To do:
Copy out all lines carrying the word "having".

[Extracted records]

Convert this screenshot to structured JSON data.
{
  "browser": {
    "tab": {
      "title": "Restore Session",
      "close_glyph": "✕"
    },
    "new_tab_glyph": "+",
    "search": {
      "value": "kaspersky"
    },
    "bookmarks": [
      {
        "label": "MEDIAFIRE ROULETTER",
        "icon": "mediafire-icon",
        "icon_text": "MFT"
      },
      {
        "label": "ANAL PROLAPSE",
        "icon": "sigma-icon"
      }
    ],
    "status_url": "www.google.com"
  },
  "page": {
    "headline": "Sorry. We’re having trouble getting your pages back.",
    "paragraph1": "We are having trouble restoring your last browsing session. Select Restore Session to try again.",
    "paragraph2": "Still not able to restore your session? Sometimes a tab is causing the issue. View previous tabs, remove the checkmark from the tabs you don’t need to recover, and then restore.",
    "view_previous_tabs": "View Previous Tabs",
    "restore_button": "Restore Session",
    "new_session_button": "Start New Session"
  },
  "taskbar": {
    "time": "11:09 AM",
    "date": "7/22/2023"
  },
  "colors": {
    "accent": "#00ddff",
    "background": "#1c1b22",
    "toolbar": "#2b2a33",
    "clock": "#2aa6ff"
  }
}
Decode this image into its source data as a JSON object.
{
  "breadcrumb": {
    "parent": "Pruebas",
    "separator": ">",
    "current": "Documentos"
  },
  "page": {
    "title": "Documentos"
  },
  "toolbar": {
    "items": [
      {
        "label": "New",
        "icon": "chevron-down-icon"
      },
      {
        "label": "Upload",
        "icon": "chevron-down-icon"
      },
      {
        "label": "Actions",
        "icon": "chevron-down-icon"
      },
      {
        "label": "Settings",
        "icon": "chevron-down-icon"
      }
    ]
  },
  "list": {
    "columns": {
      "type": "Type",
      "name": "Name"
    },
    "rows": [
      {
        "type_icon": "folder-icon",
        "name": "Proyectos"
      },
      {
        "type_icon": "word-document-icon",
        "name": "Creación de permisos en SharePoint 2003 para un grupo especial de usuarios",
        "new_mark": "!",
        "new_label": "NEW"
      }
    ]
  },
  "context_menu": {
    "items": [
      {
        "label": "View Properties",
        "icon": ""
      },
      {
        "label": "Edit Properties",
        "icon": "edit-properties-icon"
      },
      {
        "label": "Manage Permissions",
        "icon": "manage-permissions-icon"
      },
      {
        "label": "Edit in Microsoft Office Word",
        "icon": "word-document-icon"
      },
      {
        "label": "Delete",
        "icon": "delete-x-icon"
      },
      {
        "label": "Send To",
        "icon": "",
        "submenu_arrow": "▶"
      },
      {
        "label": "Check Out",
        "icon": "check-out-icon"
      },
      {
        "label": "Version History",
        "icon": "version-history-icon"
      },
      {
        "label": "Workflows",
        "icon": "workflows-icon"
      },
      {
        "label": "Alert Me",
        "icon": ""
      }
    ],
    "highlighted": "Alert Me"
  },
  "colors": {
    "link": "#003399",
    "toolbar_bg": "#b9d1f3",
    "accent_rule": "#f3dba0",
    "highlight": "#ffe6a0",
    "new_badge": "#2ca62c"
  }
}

Task solution:
    "headline": "Sorry. We’re having trouble getting your pages back.",
    "paragraph1": "We are having trouble restoring your last browsing session. Select Restore Session to try again.",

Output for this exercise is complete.